» **What this task involves**
Show each line of the data below that has the string "dtheta" in it.

################

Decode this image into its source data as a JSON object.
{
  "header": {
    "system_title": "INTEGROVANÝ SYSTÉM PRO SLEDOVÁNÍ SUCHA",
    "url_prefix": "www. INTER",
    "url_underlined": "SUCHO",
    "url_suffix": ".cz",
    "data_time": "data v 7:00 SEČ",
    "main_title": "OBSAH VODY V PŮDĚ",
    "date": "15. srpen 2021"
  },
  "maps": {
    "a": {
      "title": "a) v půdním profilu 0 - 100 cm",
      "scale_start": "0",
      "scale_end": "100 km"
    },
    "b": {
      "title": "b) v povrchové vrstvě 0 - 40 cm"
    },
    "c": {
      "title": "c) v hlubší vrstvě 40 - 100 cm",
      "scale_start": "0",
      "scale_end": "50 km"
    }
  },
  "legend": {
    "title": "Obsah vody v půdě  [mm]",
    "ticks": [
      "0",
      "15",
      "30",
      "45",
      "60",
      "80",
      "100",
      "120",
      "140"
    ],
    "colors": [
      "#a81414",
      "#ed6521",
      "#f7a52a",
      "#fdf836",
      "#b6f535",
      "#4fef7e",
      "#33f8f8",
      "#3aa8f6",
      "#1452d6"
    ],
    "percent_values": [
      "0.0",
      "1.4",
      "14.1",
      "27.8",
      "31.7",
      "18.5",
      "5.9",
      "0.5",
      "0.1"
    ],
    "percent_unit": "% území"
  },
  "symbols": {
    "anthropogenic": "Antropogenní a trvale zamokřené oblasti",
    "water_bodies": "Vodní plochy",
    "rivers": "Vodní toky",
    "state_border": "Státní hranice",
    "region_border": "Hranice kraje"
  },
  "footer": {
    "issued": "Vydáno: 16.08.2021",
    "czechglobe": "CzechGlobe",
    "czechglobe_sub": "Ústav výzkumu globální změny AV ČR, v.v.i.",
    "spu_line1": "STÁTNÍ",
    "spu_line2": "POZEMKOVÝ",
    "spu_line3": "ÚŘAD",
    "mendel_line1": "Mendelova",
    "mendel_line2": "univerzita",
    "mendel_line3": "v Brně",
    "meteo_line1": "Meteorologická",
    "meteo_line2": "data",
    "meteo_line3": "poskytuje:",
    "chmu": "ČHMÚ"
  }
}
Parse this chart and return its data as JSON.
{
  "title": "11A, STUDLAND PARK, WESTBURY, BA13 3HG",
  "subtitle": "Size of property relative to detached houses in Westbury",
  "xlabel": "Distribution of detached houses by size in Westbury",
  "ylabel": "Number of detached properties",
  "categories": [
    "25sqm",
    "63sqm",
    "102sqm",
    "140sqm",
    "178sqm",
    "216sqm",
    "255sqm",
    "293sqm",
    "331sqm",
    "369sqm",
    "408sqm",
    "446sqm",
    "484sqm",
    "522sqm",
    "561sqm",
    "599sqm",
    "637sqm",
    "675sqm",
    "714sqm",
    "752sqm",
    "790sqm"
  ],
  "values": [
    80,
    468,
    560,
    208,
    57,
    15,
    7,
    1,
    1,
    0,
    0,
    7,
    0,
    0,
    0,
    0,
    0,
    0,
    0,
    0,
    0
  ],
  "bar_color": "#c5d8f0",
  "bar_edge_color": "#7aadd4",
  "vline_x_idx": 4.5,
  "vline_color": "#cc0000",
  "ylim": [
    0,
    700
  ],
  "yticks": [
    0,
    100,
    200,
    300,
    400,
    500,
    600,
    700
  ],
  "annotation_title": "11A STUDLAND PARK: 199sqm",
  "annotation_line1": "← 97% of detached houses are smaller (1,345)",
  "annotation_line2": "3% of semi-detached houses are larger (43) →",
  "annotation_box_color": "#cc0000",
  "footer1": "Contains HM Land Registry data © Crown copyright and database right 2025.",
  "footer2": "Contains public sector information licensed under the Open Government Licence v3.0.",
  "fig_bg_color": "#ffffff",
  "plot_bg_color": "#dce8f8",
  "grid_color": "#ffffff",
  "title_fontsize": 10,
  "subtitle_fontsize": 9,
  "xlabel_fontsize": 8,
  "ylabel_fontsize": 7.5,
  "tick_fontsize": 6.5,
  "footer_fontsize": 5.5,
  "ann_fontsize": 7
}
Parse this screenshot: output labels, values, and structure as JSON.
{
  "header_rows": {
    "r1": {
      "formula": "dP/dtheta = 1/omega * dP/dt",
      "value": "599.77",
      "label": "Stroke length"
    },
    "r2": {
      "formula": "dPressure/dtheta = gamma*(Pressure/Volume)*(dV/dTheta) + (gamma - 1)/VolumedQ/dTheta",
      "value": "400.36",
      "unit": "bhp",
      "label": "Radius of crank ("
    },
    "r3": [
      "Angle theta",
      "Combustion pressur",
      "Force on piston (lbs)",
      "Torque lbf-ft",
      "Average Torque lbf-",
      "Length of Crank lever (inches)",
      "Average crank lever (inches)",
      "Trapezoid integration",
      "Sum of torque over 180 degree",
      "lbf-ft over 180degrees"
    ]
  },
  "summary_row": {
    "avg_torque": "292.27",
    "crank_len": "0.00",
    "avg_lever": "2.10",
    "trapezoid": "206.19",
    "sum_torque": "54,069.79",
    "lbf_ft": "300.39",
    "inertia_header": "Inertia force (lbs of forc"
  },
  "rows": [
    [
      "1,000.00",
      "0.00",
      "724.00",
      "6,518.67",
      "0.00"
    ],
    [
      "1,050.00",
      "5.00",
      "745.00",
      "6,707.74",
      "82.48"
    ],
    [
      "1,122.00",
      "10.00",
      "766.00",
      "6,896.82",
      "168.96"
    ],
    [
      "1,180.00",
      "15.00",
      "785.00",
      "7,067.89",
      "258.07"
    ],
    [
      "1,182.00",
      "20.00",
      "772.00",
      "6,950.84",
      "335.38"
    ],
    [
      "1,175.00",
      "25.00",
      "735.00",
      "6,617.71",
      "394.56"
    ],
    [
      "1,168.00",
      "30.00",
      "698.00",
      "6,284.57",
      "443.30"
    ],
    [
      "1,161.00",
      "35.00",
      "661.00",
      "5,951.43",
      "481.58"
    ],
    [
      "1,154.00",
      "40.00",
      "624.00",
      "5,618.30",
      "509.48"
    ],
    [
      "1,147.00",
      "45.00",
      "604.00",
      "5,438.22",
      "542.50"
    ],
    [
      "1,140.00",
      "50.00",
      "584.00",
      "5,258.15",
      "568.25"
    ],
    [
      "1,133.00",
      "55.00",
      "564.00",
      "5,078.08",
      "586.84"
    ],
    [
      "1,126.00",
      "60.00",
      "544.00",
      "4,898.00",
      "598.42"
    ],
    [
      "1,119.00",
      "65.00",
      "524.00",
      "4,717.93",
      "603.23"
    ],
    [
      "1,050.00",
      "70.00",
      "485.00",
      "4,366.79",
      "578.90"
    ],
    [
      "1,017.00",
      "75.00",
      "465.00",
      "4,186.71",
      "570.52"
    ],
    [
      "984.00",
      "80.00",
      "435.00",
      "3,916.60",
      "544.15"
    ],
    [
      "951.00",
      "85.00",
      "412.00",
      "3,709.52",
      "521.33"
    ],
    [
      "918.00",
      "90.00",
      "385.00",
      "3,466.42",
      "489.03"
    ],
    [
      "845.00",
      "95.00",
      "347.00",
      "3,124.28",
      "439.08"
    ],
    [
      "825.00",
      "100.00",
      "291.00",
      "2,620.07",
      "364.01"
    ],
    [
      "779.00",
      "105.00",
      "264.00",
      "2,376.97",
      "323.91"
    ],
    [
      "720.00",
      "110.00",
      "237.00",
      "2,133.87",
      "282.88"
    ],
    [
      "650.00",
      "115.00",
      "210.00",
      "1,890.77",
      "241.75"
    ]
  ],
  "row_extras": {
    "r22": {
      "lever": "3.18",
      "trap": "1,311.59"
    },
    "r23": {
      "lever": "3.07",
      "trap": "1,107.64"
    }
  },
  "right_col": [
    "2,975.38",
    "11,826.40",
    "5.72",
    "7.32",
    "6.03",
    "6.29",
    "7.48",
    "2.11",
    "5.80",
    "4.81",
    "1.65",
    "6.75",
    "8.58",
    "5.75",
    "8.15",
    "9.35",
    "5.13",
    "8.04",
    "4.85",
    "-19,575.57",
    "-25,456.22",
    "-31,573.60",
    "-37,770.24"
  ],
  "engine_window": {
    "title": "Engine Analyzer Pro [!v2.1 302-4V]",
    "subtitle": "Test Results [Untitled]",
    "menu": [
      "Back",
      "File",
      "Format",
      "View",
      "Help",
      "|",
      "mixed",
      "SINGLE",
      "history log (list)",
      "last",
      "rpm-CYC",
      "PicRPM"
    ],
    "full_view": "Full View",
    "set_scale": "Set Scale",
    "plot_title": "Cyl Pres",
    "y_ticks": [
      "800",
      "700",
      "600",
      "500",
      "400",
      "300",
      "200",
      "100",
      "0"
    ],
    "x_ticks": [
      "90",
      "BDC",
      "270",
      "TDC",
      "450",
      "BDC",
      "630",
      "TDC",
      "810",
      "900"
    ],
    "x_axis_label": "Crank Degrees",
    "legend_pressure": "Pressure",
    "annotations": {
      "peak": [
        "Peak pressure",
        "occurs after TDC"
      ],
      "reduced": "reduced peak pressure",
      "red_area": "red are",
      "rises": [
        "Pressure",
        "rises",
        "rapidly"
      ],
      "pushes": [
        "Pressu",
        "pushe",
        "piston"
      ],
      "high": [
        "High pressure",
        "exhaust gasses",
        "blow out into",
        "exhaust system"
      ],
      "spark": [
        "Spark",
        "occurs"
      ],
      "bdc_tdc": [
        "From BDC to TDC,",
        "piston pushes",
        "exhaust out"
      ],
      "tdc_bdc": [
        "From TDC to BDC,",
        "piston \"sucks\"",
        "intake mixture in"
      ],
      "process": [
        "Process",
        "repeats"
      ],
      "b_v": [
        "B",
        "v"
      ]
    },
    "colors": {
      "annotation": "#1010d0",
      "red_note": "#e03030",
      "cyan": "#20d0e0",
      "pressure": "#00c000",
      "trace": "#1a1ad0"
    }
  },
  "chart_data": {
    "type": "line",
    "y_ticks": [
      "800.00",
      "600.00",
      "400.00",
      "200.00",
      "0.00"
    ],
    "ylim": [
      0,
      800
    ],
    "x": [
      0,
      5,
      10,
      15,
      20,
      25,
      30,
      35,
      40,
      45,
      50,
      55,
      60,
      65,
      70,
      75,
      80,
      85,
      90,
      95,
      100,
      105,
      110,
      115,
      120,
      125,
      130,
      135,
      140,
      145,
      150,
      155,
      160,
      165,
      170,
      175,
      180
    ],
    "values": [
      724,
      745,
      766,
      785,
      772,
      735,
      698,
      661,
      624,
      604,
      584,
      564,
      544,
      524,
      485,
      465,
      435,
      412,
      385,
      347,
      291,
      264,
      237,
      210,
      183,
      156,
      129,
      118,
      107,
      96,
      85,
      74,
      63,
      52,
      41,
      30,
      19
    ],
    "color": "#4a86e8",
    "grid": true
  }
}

################

» **Solution for this task**
      "formula": "dP/dtheta = 1/omega * dP/dt",
      "formula": "dPressure/dtheta = gamma*(Pressure/Volume)*(dV/dTheta) + (gamma - 1)/VolumedQ/dTheta",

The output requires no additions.